[Recorded data]

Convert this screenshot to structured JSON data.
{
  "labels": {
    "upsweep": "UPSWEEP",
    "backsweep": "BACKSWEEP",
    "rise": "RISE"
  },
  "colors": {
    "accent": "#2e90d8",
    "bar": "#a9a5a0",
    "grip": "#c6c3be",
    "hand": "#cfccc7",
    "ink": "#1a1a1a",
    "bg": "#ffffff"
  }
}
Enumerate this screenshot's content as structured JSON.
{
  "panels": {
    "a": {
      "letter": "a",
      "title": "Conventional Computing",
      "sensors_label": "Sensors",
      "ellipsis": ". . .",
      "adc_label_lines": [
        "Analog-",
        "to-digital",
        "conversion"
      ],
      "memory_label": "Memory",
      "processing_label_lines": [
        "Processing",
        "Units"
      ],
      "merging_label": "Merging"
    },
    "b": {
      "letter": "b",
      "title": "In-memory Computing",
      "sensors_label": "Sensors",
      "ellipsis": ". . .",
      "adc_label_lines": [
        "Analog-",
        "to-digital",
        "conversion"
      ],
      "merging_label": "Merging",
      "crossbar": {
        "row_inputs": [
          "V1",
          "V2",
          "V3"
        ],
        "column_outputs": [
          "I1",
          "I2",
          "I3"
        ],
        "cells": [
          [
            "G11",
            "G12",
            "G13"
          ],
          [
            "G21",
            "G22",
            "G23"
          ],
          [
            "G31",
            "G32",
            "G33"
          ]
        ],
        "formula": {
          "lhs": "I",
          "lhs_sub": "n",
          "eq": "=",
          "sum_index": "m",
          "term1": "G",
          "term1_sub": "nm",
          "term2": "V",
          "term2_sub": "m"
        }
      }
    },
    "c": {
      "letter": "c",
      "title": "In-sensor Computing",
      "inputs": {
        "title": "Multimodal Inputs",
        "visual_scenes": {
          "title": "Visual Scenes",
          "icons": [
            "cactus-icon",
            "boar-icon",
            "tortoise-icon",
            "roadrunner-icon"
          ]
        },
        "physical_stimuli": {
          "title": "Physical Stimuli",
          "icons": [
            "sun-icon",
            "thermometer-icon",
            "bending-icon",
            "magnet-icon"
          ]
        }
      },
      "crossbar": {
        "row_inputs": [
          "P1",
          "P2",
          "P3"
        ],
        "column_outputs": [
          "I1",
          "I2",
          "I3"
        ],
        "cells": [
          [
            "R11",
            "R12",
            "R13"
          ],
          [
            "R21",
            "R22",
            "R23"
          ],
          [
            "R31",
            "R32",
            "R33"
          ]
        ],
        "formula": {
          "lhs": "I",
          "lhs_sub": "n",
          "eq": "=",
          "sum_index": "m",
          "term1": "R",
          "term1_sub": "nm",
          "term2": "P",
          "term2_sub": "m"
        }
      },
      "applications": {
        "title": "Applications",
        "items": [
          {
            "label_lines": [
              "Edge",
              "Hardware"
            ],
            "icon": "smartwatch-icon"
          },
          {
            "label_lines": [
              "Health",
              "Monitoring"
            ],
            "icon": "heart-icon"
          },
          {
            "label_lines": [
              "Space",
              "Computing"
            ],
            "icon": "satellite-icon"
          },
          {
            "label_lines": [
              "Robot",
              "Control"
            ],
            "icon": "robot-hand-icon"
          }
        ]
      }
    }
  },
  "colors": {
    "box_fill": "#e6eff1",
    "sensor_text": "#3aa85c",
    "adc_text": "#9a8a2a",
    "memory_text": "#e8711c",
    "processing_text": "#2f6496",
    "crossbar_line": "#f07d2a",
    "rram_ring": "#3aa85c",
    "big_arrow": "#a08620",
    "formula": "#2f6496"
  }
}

◆ **Work to do**
Repeat every record, keeping each word and mark exactly as it is.

◆ **Result for this exercise**
Convert this screenshot to structured JSON data.
{
  "labels": {
    "upsweep": "UPSWEEP",
    "backsweep": "BACKSWEEP",
    "rise": "RISE"
  },
  "colors": {
    "accent": "#2e90d8",
    "bar": "#a9a5a0",
    "grip": "#c6c3be",
    "hand": "#cfccc7",
    "ink": "#1a1a1a",
    "bg": "#ffffff"
  }
}
Enumerate this screenshot's content as structured JSON.
{
  "panels": {
    "a": {
      "letter": "a",
      "title": "Conventional Computing",
      "sensors_label": "Sensors",
      "ellipsis": ". . .",
      "adc_label_lines": [
        "Analog-",
        "to-digital",
        "conversion"
      ],
      "memory_label": "Memory",
      "processing_label_lines": [
        "Processing",
        "Units"
      ],
      "merging_label": "Merging"
    },
    "b": {
      "letter": "b",
      "title": "In-memory Computing",
      "sensors_label": "Sensors",
      "ellipsis": ". . .",
      "adc_label_lines": [
        "Analog-",
        "to-digital",
        "conversion"
      ],
      "merging_label": "Merging",
      "crossbar": {
        "row_inputs": [
          "V1",
          "V2",
          "V3"
        ],
        "column_outputs": [
          "I1",
          "I2",
          "I3"
        ],
        "cells": [
          [
            "G11",
            "G12",
            "G13"
          ],
          [
            "G21",
            "G22",
            "G23"
          ],
          [
            "G31",
            "G32",
            "G33"
          ]
        ],
        "formula": {
          "lhs": "I",
          "lhs_sub": "n",
          "eq": "=",
          "sum_index": "m",
          "term1": "G",
          "term1_sub": "nm",
          "term2": "V",
          "term2_sub": "m"
        }
      }
    },
    "c": {
      "letter": "c",
      "title": "In-sensor Computing",
      "inputs": {
        "title": "Multimodal Inputs",
        "visual_scenes": {
          "title": "Visual Scenes",
          "icons": [
            "cactus-icon",
            "boar-icon",
            "tortoise-icon",
            "roadrunner-icon"
          ]
        },
        "physical_stimuli": {
          "title": "Physical Stimuli",
          "icons": [
            "sun-icon",
            "thermometer-icon",
            "bending-icon",
            "magnet-icon"
          ]
        }
      },
      "crossbar": {
        "row_inputs": [
          "P1",
          "P2",
          "P3"
        ],
        "column_outputs": [
          "I1",
          "I2",
          "I3"
        ],
        "cells": [
          [
            "R11",
            "R12",
            "R13"
          ],
          [
            "R21",
            "R22",
            "R23"
          ],
          [
            "R31",
            "R32",
            "R33"
          ]
        ],
        "formula": {
          "lhs": "I",
          "lhs_sub": "n",
          "eq": "=",
          "sum_index": "m",
          "term1": "R",
          "term1_sub": "nm",
          "term2": "P",
          "term2_sub": "m"
        }
      },
      "applications": {
        "title": "Applications",
        "items": [
          {
            "label_lines": [
              "Edge",
              "Hardware"
            ],
            "icon": "smartwatch-icon"
          },
          {
            "label_lines": [
              "Health",
              "Monitoring"
            ],
            "icon": "heart-icon"
          },
          {
            "label_lines": [
              "Space",
              "Computing"
            ],
            "icon": "satellite-icon"
          },
          {
            "label_lines": [
              "Robot",
              "Control"
            ],
            "icon": "robot-hand-icon"
          }
        ]
      }
    }
  },
  "colors": {
    "box_fill": "#e6eff1",
    "sensor_text": "#3aa85c",
    "adc_text": "#9a8a2a",
    "memory_text": "#e8711c",
    "processing_text": "#2f6496",
    "crossbar_line": "#f07d2a",
    "rram_ring": "#3aa85c",
    "big_arrow": "#a08620",
    "formula": "#2f6496"
  }
}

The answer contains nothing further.